"""

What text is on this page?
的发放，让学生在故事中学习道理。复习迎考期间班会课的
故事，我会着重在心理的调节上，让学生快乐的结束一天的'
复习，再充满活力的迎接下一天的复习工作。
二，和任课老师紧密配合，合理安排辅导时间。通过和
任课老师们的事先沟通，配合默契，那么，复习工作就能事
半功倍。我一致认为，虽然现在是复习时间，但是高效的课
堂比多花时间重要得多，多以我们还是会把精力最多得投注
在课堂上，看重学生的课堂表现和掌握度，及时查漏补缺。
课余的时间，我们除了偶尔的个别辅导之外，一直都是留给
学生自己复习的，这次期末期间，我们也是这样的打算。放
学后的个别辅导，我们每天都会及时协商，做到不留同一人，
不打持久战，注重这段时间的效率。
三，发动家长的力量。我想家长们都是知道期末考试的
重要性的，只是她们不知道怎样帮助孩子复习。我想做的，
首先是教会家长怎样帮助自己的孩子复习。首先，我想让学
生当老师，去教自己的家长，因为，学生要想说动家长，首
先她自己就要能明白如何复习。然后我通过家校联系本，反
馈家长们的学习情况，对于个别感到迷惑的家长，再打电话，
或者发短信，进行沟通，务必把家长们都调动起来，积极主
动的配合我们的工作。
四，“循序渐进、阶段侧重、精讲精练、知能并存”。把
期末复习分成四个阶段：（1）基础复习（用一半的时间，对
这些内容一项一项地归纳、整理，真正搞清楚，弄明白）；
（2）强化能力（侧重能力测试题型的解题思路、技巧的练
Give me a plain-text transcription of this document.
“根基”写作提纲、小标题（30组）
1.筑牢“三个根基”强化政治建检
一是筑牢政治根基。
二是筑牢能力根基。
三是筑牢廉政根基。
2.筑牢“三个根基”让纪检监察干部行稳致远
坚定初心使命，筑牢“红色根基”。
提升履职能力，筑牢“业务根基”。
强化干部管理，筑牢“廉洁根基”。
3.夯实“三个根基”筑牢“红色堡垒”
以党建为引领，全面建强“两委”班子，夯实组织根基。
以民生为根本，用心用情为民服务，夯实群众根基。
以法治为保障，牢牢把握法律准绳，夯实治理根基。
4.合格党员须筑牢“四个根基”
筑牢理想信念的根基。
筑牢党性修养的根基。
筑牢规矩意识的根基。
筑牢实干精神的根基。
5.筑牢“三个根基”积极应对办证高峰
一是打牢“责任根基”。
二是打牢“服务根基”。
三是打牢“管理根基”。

"""

§ **EXERCISE BRIEF**
Reproduce the full listing word for word.

§ **COMPLETED EXERCISE**
What text is on this page?
的发放，让学生在故事中学习道理。复习迎考期间班会课的
故事，我会着重在心理的调节上，让学生快乐的结束一天的'
复习，再充满活力的迎接下一天的复习工作。
二，和任课老师紧密配合，合理安排辅导时间。通过和
任课老师们的事先沟通，配合默契，那么，复习工作就能事
半功倍。我一致认为，虽然现在是复习时间，但是高效的课
堂比多花时间重要得多，多以我们还是会把精力最多得投注
在课堂上，看重学生的课堂表现和掌握度，及时查漏补缺。
课余的时间，我们除了偶尔的个别辅导之外，一直都是留给
学生自己复习的，这次期末期间，我们也是这样的打算。放
学后的个别辅导，我们每天都会及时协商，做到不留同一人，
不打持久战，注重这段时间的效率。
三，发动家长的力量。我想家长们都是知道期末考试的
重要性的，只是她们不知道怎样帮助孩子复习。我想做的，
首先是教会家长怎样帮助自己的孩子复习。首先，我想让学
生当老师，去教自己的家长，因为，学生要想说动家长，首
先她自己就要能明白如何复习。然后我通过家校联系本，反
馈家长们的学习情况，对于个别感到迷惑的家长，再打电话，
或者发短信，进行沟通，务必把家长们都调动起来，积极主
动的配合我们的工作。
四，“循序渐进、阶段侧重、精讲精练、知能并存”。把
期末复习分成四个阶段：（1）基础复习（用一半的时间，对
这些内容一项一项地归纳、整理，真正搞清楚，弄明白）；
（2）强化能力（侧重能力测试题型的解题思路、技巧的练
Give me a plain-text transcription of this document.
“根基”写作提纲、小标题（30组）
1.筑牢“三个根基”强化政治建检
一是筑牢政治根基。
二是筑牢能力根基。
三是筑牢廉政根基。
2.筑牢“三个根基”让纪检监察干部行稳致远
坚定初心使命，筑牢“红色根基”。
提升履职能力，筑牢“业务根基”。
强化干部管理，筑牢“廉洁根基”。
3.夯实“三个根基”筑牢“红色堡垒”
以党建为引领，全面建强“两委”班子，夯实组织根基。
以民生为根本，用心用情为民服务，夯实群众根基。
以法治为保障，牢牢把握法律准绳，夯实治理根基。
4.合格党员须筑牢“四个根基”
筑牢理想信念的根基。
筑牢党性修养的根基。
筑牢规矩意识的根基。
筑牢实干精神的根基。
5.筑牢“三个根基”积极应对办证高峰
一是打牢“责任根基”。
二是打牢“服务根基”。
三是打牢“管理根基”。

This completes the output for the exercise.